- [Aim]: List every line below containing "积极主动参与工作管理与活动".

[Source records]
'''

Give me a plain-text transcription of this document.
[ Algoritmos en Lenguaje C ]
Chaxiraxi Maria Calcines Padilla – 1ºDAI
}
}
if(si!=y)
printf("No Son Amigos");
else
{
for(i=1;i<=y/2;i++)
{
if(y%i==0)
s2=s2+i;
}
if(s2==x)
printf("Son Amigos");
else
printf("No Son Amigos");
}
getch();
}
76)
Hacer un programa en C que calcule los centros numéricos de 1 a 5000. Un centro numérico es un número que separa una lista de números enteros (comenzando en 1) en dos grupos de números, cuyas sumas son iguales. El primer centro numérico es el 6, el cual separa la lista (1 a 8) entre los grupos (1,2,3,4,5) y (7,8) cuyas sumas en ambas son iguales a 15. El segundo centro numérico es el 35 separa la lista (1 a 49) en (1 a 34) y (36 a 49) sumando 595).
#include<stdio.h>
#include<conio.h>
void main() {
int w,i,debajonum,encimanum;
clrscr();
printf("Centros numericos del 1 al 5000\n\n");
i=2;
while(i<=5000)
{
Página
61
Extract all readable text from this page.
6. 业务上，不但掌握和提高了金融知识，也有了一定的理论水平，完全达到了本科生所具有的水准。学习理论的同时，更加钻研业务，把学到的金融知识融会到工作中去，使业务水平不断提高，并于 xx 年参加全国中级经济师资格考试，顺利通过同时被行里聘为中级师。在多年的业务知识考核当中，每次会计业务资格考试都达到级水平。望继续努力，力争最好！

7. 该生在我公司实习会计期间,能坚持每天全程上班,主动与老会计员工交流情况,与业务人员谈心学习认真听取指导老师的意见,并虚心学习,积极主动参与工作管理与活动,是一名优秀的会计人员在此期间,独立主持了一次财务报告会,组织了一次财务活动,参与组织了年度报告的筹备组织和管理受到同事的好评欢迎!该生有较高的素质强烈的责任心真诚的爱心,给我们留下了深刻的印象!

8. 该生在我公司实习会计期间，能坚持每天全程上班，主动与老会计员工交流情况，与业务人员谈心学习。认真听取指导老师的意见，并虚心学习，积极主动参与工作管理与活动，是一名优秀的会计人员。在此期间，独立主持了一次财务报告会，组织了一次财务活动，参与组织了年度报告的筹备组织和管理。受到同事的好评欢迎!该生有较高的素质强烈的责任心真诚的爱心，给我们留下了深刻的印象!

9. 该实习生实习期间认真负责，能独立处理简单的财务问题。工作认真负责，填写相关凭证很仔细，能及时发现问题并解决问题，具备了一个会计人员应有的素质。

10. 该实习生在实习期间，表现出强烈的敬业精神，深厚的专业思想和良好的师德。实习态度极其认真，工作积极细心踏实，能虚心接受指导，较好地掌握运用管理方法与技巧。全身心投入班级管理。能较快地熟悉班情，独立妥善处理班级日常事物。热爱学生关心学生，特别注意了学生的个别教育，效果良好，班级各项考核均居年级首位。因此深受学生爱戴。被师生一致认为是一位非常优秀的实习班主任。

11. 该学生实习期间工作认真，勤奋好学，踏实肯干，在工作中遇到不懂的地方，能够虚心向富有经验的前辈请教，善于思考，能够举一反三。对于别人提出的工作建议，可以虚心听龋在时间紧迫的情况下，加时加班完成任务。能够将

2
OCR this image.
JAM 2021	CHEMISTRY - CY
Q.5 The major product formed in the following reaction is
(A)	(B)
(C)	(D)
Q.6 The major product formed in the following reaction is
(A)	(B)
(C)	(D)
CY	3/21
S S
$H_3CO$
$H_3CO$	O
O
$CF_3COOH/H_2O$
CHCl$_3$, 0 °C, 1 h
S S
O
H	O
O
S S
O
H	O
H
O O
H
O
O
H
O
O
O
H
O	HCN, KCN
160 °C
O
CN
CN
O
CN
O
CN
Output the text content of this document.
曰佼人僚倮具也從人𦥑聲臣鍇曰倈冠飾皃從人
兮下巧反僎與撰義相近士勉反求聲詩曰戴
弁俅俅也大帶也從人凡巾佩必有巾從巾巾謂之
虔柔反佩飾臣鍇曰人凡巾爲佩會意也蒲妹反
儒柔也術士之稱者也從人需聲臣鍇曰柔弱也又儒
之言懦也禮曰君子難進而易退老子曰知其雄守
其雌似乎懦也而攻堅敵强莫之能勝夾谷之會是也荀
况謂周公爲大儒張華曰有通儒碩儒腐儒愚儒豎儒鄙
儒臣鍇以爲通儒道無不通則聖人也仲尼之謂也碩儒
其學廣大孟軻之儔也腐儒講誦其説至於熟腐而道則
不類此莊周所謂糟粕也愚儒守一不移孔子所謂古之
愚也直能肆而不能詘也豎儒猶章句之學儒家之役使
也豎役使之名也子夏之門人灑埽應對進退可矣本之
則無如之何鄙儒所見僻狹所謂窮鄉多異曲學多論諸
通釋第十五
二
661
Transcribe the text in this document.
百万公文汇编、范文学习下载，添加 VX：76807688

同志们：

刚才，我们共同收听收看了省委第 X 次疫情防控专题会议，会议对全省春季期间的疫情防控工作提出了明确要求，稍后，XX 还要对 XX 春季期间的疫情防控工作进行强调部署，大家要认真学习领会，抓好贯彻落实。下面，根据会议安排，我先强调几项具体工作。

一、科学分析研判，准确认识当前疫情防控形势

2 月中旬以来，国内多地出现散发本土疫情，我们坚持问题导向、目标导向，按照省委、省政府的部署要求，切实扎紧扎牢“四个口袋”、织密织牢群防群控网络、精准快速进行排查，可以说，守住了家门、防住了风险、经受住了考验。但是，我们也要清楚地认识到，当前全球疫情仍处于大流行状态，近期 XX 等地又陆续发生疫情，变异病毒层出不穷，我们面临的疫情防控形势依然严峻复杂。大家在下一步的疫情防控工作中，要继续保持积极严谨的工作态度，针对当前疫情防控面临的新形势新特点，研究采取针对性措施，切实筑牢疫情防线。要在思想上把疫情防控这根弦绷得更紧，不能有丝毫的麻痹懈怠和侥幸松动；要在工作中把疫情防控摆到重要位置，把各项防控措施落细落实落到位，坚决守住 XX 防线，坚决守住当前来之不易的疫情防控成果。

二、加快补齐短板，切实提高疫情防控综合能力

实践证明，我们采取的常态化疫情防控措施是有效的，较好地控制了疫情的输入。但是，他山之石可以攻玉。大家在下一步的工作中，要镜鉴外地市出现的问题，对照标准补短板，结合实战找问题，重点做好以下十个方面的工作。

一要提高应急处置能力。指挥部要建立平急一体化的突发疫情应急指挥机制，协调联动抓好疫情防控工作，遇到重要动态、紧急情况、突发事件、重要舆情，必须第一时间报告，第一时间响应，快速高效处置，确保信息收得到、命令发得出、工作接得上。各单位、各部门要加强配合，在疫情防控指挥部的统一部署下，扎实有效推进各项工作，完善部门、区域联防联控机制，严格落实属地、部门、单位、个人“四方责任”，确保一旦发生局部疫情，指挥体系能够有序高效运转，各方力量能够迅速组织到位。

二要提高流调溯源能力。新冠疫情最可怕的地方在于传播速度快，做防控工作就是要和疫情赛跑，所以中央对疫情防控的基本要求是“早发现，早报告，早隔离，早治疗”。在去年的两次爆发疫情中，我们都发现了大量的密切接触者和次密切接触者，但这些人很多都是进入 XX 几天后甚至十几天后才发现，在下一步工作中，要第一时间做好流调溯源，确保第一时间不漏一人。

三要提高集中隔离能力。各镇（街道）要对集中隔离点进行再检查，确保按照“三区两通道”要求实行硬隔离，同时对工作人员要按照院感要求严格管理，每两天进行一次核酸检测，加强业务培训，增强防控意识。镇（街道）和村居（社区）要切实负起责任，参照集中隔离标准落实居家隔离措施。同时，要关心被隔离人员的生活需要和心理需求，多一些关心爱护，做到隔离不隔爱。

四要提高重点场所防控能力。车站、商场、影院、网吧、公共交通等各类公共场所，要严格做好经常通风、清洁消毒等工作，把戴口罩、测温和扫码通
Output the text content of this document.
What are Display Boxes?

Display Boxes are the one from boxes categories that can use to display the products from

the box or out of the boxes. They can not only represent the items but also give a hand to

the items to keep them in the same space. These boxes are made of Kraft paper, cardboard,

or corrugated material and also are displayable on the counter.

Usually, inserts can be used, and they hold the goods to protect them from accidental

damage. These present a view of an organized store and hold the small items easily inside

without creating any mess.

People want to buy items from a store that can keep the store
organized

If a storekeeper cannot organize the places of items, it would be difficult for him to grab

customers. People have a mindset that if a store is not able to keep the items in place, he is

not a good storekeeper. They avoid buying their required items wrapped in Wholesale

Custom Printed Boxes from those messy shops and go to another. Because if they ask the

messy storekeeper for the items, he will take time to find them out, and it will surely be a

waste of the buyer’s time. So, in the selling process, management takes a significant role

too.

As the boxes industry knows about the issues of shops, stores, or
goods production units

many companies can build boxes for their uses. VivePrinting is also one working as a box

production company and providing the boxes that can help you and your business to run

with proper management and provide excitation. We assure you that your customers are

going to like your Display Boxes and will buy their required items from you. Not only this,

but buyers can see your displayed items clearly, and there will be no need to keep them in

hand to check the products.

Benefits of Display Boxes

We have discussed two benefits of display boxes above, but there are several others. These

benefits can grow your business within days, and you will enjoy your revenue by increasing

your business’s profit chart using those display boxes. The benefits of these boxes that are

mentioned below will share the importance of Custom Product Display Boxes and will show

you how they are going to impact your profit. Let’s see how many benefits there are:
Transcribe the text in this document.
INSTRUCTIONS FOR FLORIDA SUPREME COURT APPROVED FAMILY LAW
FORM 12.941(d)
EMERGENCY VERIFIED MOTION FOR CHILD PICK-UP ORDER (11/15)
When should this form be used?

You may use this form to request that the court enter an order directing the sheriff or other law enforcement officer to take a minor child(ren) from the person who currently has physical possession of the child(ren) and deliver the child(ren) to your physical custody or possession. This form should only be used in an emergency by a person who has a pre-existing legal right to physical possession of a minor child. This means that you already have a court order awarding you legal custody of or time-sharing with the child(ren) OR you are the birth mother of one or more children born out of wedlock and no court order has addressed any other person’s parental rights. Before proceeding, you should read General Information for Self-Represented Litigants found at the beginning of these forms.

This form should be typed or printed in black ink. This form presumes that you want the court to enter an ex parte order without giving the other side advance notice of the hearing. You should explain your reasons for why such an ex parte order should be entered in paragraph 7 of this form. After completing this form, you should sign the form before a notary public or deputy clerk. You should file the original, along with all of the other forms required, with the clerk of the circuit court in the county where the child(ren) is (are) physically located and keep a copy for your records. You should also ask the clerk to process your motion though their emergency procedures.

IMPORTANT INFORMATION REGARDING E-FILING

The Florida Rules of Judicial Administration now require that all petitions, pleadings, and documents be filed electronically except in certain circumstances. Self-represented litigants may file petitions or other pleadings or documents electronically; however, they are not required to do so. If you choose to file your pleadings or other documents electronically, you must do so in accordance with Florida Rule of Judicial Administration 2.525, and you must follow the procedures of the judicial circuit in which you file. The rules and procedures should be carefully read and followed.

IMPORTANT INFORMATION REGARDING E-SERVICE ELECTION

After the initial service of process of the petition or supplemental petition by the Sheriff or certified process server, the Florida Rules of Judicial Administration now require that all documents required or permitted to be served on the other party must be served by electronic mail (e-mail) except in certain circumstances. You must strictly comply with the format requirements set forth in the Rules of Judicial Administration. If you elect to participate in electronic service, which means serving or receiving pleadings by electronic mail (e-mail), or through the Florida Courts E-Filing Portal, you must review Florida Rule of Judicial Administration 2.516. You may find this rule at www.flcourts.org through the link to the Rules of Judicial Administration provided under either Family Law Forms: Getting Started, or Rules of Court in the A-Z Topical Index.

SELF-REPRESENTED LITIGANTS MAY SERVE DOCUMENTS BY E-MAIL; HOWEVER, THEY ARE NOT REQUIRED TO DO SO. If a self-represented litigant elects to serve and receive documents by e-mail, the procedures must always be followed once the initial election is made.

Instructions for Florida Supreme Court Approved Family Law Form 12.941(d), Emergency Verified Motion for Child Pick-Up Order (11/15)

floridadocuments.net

'''

- [Correct answer]:
7. 该生在我公司实习会计期间,能坚持每天全程上班,主动与老会计员工交流情况,与业务人员谈心学习认真听取指导老师的意见,并虚心学习,积极主动参与工作管理与活动,是一名优秀的会计人员在此期间,独立主持了一次财务报告会,组织了一次财务活动,参与组织了年度报告的筹备组织和管理受到同事的好评欢迎!该生有较高的素质强烈的责任心真诚的爱心,给我们留下了深刻的印象!
8. 该生在我公司实习会计期间，能坚持每天全程上班，主动与老会计员工交流情况，与业务人员谈心学习。认真听取指导老师的意见，并虚心学习，积极主动参与工作管理与活动，是一名优秀的会计人员。在此期间，独立主持了一次财务报告会，组织了一次财务活动，参与组织了年度报告的筹备组织和管理。受到同事的好评欢迎!该生有较高的素质强烈的责任心真诚的爱心，给我们留下了深刻的印象!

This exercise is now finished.